Data listing

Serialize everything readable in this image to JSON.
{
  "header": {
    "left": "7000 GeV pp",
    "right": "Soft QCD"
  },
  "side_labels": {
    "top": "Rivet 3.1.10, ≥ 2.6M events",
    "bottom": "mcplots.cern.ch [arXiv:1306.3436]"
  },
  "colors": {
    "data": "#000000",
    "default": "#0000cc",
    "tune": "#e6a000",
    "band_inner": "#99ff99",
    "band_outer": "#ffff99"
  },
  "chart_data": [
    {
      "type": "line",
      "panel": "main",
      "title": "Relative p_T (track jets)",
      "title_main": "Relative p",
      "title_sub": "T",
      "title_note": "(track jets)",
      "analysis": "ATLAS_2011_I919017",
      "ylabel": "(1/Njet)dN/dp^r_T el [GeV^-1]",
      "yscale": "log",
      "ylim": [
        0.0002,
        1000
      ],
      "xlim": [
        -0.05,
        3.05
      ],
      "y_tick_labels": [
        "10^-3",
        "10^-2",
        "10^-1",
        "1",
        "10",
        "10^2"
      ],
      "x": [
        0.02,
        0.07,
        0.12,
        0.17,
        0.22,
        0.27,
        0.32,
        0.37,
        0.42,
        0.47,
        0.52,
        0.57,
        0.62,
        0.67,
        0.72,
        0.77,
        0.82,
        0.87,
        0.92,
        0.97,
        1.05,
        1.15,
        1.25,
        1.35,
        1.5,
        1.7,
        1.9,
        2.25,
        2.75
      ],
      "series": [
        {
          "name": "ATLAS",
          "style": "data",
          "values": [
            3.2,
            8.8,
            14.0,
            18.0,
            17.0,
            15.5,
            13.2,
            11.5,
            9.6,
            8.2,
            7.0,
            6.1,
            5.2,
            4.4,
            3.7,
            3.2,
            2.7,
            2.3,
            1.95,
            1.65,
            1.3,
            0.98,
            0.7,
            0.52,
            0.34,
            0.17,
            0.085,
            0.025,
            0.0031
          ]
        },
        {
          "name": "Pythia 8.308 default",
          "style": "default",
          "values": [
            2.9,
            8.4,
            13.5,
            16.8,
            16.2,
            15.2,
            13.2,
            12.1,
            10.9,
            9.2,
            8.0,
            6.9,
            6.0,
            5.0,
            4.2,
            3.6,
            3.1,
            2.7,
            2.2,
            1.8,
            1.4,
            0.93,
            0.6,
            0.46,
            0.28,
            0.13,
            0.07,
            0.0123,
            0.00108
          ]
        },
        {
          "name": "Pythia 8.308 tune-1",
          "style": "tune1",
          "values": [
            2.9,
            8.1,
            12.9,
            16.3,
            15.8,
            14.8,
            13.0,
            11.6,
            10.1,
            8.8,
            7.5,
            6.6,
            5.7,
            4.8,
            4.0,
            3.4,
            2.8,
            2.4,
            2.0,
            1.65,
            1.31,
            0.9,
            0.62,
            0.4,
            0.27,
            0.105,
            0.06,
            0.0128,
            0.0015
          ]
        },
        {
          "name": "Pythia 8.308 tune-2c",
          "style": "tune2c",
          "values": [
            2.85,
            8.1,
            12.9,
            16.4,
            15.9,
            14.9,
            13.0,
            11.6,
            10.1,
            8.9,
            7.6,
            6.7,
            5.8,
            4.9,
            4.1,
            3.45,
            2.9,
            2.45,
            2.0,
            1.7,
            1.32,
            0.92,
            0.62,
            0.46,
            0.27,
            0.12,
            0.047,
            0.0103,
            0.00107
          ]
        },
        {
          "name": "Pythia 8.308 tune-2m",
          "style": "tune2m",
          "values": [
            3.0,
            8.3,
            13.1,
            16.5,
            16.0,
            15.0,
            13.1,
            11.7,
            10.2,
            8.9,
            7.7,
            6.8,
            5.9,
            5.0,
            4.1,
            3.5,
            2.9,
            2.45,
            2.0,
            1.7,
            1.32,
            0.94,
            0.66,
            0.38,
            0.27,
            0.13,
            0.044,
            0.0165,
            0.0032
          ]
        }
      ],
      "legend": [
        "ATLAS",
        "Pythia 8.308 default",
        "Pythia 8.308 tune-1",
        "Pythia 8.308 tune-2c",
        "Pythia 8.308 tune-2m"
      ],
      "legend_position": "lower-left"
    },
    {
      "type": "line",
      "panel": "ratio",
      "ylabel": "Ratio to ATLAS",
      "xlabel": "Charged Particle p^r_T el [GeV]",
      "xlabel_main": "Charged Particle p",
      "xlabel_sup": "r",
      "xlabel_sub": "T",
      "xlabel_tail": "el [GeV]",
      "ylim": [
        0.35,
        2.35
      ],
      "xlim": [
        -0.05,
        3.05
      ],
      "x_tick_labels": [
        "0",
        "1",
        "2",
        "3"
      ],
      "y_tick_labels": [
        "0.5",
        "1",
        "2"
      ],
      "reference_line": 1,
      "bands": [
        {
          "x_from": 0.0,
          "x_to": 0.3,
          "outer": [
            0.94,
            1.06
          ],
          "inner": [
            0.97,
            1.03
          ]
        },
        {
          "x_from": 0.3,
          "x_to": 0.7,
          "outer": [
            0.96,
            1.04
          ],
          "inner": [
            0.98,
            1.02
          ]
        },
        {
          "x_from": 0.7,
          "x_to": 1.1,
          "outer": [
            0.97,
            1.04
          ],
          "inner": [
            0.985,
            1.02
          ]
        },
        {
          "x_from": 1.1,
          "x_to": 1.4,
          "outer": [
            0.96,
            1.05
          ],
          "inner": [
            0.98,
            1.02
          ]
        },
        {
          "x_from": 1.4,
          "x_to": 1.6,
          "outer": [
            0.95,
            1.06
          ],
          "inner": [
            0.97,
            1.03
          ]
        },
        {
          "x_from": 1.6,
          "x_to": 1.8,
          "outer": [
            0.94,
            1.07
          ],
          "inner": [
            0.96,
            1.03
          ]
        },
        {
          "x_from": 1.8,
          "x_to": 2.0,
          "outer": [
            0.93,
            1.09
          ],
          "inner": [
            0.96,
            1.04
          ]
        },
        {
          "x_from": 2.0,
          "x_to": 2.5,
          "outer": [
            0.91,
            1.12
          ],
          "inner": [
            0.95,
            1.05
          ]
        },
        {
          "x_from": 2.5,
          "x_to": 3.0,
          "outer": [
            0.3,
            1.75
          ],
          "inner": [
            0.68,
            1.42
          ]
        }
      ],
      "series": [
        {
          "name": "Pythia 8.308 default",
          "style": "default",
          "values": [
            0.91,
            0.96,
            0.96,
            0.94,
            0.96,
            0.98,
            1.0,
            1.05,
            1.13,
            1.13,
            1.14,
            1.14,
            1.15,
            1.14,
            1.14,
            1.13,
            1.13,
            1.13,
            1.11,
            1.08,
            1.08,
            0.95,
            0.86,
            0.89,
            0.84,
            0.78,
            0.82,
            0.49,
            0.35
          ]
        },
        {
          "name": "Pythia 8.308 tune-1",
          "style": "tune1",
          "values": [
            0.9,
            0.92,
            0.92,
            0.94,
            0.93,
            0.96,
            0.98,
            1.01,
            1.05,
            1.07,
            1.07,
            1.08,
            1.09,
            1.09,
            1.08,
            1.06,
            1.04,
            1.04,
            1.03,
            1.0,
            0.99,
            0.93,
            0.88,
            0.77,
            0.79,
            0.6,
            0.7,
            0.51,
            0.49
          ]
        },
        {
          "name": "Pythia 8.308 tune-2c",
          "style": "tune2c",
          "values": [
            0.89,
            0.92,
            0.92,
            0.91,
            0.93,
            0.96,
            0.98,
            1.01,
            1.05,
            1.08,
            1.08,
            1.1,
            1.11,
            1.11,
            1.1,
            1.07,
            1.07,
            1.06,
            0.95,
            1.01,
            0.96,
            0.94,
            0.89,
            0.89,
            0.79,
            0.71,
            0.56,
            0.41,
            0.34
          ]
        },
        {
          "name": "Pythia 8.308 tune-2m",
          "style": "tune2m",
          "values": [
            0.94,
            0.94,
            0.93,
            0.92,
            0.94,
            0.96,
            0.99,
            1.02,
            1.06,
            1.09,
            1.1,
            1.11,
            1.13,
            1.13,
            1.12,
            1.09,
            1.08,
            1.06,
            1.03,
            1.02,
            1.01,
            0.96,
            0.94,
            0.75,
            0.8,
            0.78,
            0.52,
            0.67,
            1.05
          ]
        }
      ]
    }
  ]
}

What you should do
Identify the lines of the data that contain the word "Particle". Copy each of them.

Task result
      "xlabel": "Charged Particle p^r_T el [GeV]",
      "xlabel_main": "Charged Particle p",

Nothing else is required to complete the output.